• Directions
Output all of the data below exactly as given.

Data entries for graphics
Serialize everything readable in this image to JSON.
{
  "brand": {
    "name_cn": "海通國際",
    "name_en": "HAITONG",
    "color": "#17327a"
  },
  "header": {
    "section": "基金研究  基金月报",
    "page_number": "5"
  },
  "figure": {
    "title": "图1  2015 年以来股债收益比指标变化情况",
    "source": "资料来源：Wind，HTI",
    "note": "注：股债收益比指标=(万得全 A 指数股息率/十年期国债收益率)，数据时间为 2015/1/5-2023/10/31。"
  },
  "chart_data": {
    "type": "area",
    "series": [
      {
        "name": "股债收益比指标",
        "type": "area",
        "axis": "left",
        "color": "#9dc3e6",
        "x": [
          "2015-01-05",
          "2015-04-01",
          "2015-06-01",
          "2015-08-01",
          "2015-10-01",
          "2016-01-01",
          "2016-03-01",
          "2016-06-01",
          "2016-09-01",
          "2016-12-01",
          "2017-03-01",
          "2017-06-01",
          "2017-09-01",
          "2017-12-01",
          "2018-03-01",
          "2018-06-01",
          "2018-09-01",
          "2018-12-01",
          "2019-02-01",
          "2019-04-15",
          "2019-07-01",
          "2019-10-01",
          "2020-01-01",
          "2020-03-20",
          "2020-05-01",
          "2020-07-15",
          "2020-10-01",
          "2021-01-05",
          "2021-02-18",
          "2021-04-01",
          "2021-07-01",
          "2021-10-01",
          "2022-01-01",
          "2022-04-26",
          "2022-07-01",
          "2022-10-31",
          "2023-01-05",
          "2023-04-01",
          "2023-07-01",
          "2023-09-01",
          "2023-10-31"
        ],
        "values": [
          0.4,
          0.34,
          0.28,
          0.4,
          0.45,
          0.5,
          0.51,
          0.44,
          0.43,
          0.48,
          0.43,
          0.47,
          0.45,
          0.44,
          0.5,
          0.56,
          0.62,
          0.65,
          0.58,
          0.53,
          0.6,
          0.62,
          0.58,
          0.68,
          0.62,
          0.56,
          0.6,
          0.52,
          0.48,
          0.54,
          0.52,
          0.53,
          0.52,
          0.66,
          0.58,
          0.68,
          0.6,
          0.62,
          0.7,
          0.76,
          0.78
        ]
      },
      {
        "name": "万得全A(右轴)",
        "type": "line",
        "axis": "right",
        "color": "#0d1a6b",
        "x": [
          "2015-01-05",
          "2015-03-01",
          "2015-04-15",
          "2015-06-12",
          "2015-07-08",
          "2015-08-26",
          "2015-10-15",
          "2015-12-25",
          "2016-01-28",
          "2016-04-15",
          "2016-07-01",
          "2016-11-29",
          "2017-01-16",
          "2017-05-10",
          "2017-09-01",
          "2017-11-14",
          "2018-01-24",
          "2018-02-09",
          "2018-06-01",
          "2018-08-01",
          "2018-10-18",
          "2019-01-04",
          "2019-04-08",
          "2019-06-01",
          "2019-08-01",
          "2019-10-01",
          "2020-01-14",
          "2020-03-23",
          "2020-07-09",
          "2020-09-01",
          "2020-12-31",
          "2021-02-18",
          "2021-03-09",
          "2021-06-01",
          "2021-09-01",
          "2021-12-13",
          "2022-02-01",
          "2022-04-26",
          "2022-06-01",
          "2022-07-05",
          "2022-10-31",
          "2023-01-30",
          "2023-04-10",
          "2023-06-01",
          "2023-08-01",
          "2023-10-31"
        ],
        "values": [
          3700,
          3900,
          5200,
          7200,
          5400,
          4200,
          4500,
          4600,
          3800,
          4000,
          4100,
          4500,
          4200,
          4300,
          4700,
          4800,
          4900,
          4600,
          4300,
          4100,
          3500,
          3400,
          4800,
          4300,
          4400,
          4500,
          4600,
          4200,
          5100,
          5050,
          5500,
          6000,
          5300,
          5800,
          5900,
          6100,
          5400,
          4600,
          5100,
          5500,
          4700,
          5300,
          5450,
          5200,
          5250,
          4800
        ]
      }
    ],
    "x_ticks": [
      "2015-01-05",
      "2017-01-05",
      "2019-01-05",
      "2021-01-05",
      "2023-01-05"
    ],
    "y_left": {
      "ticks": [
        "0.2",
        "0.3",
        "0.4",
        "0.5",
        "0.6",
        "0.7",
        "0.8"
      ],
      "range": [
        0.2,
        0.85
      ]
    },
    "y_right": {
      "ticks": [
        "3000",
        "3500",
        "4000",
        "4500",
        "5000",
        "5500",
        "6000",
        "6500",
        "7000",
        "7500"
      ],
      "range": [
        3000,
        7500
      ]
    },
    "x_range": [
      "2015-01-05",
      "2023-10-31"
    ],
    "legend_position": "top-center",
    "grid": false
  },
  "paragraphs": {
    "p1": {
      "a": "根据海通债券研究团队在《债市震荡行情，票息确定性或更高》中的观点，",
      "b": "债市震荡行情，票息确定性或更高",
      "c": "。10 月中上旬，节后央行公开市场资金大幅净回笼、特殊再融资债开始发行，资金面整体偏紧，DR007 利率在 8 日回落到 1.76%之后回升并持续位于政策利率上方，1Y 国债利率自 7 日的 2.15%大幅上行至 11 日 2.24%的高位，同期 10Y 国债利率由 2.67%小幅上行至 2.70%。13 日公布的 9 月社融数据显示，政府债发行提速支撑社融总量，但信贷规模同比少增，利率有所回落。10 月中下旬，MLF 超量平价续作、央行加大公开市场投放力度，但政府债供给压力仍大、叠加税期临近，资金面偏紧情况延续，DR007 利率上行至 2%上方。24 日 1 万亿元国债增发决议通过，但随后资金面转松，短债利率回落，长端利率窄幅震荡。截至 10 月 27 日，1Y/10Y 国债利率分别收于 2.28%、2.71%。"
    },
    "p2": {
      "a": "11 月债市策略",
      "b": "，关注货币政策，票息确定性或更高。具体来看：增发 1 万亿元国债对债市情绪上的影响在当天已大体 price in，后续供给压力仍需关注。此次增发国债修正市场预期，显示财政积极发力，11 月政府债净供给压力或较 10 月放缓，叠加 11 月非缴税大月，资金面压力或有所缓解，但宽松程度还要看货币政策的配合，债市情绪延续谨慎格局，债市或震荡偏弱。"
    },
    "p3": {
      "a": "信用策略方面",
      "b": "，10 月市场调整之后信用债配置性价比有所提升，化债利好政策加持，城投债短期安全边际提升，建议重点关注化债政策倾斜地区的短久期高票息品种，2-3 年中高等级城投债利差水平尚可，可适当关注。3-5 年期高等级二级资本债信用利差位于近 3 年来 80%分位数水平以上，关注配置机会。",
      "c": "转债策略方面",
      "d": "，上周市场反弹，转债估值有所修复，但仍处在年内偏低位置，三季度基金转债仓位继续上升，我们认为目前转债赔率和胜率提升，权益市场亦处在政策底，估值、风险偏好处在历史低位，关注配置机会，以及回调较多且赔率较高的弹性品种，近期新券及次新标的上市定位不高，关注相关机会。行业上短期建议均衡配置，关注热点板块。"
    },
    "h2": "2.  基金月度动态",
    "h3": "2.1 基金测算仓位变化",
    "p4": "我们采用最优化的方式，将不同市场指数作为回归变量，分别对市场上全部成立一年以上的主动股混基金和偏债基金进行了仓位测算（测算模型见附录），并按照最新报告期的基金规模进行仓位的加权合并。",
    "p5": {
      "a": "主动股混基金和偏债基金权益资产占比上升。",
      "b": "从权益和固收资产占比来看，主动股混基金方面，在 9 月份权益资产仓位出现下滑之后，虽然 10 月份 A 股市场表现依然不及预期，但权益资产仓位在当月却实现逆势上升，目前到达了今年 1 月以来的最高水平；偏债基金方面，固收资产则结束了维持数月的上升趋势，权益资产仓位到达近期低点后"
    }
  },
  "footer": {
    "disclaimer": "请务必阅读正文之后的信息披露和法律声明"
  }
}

• Answer to this problem
Serialize everything readable in this image to JSON.
{
  "brand": {
    "name_cn": "海通國際",
    "name_en": "HAITONG",
    "color": "#17327a"
  },
  "header": {
    "section": "基金研究  基金月报",
    "page_number": "5"
  },
  "figure": {
    "title": "图1  2015 年以来股债收益比指标变化情况",
    "source": "资料来源：Wind，HTI",
    "note": "注：股债收益比指标=(万得全 A 指数股息率/十年期国债收益率)，数据时间为 2015/1/5-2023/10/31。"
  },
  "chart_data": {
    "type": "area",
    "series": [
      {
        "name": "股债收益比指标",
        "type": "area",
        "axis": "left",
        "color": "#9dc3e6",
        "x": [
          "2015-01-05",
          "2015-04-01",
          "2015-06-01",
          "2015-08-01",
          "2015-10-01",
          "2016-01-01",
          "2016-03-01",
          "2016-06-01",
          "2016-09-01",
          "2016-12-01",
          "2017-03-01",
          "2017-06-01",
          "2017-09-01",
          "2017-12-01",
          "2018-03-01",
          "2018-06-01",
          "2018-09-01",
          "2018-12-01",
          "2019-02-01",
          "2019-04-15",
          "2019-07-01",
          "2019-10-01",
          "2020-01-01",
          "2020-03-20",
          "2020-05-01",
          "2020-07-15",
          "2020-10-01",
          "2021-01-05",
          "2021-02-18",
          "2021-04-01",
          "2021-07-01",
          "2021-10-01",
          "2022-01-01",
          "2022-04-26",
          "2022-07-01",
          "2022-10-31",
          "2023-01-05",
          "2023-04-01",
          "2023-07-01",
          "2023-09-01",
          "2023-10-31"
        ],
        "values": [
          0.4,
          0.34,
          0.28,
          0.4,
          0.45,
          0.5,
          0.51,
          0.44,
          0.43,
          0.48,
          0.43,
          0.47,
          0.45,
          0.44,
          0.5,
          0.56,
          0.62,
          0.65,
          0.58,
          0.53,
          0.6,
          0.62,
          0.58,
          0.68,
          0.62,
          0.56,
          0.6,
          0.52,
          0.48,
          0.54,
          0.52,
          0.53,
          0.52,
          0.66,
          0.58,
          0.68,
          0.6,
          0.62,
          0.7,
          0.76,
          0.78
        ]
      },
      {
        "name": "万得全A(右轴)",
        "type": "line",
        "axis": "right",
        "color": "#0d1a6b",
        "x": [
          "2015-01-05",
          "2015-03-01",
          "2015-04-15",
          "2015-06-12",
          "2015-07-08",
          "2015-08-26",
          "2015-10-15",
          "2015-12-25",
          "2016-01-28",
          "2016-04-15",
          "2016-07-01",
          "2016-11-29",
          "2017-01-16",
          "2017-05-10",
          "2017-09-01",
          "2017-11-14",
          "2018-01-24",
          "2018-02-09",
          "2018-06-01",
          "2018-08-01",
          "2018-10-18",
          "2019-01-04",
          "2019-04-08",
          "2019-06-01",
          "2019-08-01",
          "2019-10-01",
          "2020-01-14",
          "2020-03-23",
          "2020-07-09",
          "2020-09-01",
          "2020-12-31",
          "2021-02-18",
          "2021-03-09",
          "2021-06-01",
          "2021-09-01",
          "2021-12-13",
          "2022-02-01",
          "2022-04-26",
          "2022-06-01",
          "2022-07-05",
          "2022-10-31",
          "2023-01-30",
          "2023-04-10",
          "2023-06-01",
          "2023-08-01",
          "2023-10-31"
        ],
        "values": [
          3700,
          3900,
          5200,
          7200,
          5400,
          4200,
          4500,
          4600,
          3800,
          4000,
          4100,
          4500,
          4200,
          4300,
          4700,
          4800,
          4900,
          4600,
          4300,
          4100,
          3500,
          3400,
          4800,
          4300,
          4400,
          4500,
          4600,
          4200,
          5100,
          5050,
          5500,
          6000,
          5300,
          5800,
          5900,
          6100,
          5400,
          4600,
          5100,
          5500,
          4700,
          5300,
          5450,
          5200,
          5250,
          4800
        ]
      }
    ],
    "x_ticks": [
      "2015-01-05",
      "2017-01-05",
      "2019-01-05",
      "2021-01-05",
      "2023-01-05"
    ],
    "y_left": {
      "ticks": [
        "0.2",
        "0.3",
        "0.4",
        "0.5",
        "0.6",
        "0.7",
        "0.8"
      ],
      "range": [
        0.2,
        0.85
      ]
    },
    "y_right": {
      "ticks": [
        "3000",
        "3500",
        "4000",
        "4500",
        "5000",
        "5500",
        "6000",
        "6500",
        "7000",
        "7500"
      ],
      "range": [
        3000,
        7500
      ]
    },
    "x_range": [
      "2015-01-05",
      "2023-10-31"
    ],
    "legend_position": "top-center",
    "grid": false
  },
  "paragraphs": {
    "p1": {
      "a": "根据海通债券研究团队在《债市震荡行情，票息确定性或更高》中的观点，",
      "b": "债市震荡行情，票息确定性或更高",
      "c": "。10 月中上旬，节后央行公开市场资金大幅净回笼、特殊再融资债开始发行，资金面整体偏紧，DR007 利率在 8 日回落到 1.76%之后回升并持续位于政策利率上方，1Y 国债利率自 7 日的 2.15%大幅上行至 11 日 2.24%的高位，同期 10Y 国债利率由 2.67%小幅上行至 2.70%。13 日公布的 9 月社融数据显示，政府债发行提速支撑社融总量，但信贷规模同比少增，利率有所回落。10 月中下旬，MLF 超量平价续作、央行加大公开市场投放力度，但政府债供给压力仍大、叠加税期临近，资金面偏紧情况延续，DR007 利率上行至 2%上方。24 日 1 万亿元国债增发决议通过，但随后资金面转松，短债利率回落，长端利率窄幅震荡。截至 10 月 27 日，1Y/10Y 国债利率分别收于 2.28%、2.71%。"
    },
    "p2": {
      "a": "11 月债市策略",
      "b": "，关注货币政策，票息确定性或更高。具体来看：增发 1 万亿元国债对债市情绪上的影响在当天已大体 price in，后续供给压力仍需关注。此次增发国债修正市场预期，显示财政积极发力，11 月政府债净供给压力或较 10 月放缓，叠加 11 月非缴税大月，资金面压力或有所缓解，但宽松程度还要看货币政策的配合，债市情绪延续谨慎格局，债市或震荡偏弱。"
    },
    "p3": {
      "a": "信用策略方面",
      "b": "，10 月市场调整之后信用债配置性价比有所提升，化债利好政策加持，城投债短期安全边际提升，建议重点关注化债政策倾斜地区的短久期高票息品种，2-3 年中高等级城投债利差水平尚可，可适当关注。3-5 年期高等级二级资本债信用利差位于近 3 年来 80%分位数水平以上，关注配置机会。",
      "c": "转债策略方面",
      "d": "，上周市场反弹，转债估值有所修复，但仍处在年内偏低位置，三季度基金转债仓位继续上升，我们认为目前转债赔率和胜率提升，权益市场亦处在政策底，估值、风险偏好处在历史低位，关注配置机会，以及回调较多且赔率较高的弹性品种，近期新券及次新标的上市定位不高，关注相关机会。行业上短期建议均衡配置，关注热点板块。"
    },
    "h2": "2.  基金月度动态",
    "h3": "2.1 基金测算仓位变化",
    "p4": "我们采用最优化的方式，将不同市场指数作为回归变量，分别对市场上全部成立一年以上的主动股混基金和偏债基金进行了仓位测算（测算模型见附录），并按照最新报告期的基金规模进行仓位的加权合并。",
    "p5": {
      "a": "主动股混基金和偏债基金权益资产占比上升。",
      "b": "从权益和固收资产占比来看，主动股混基金方面，在 9 月份权益资产仓位出现下滑之后，虽然 10 月份 A 股市场表现依然不及预期，但权益资产仓位在当月却实现逆势上升，目前到达了今年 1 月以来的最高水平；偏债基金方面，固收资产则结束了维持数月的上升趋势，权益资产仓位到达近期低点后"
    }
  },
  "footer": {
    "disclaimer": "请务必阅读正文之后的信息披露和法律声明"
  }
}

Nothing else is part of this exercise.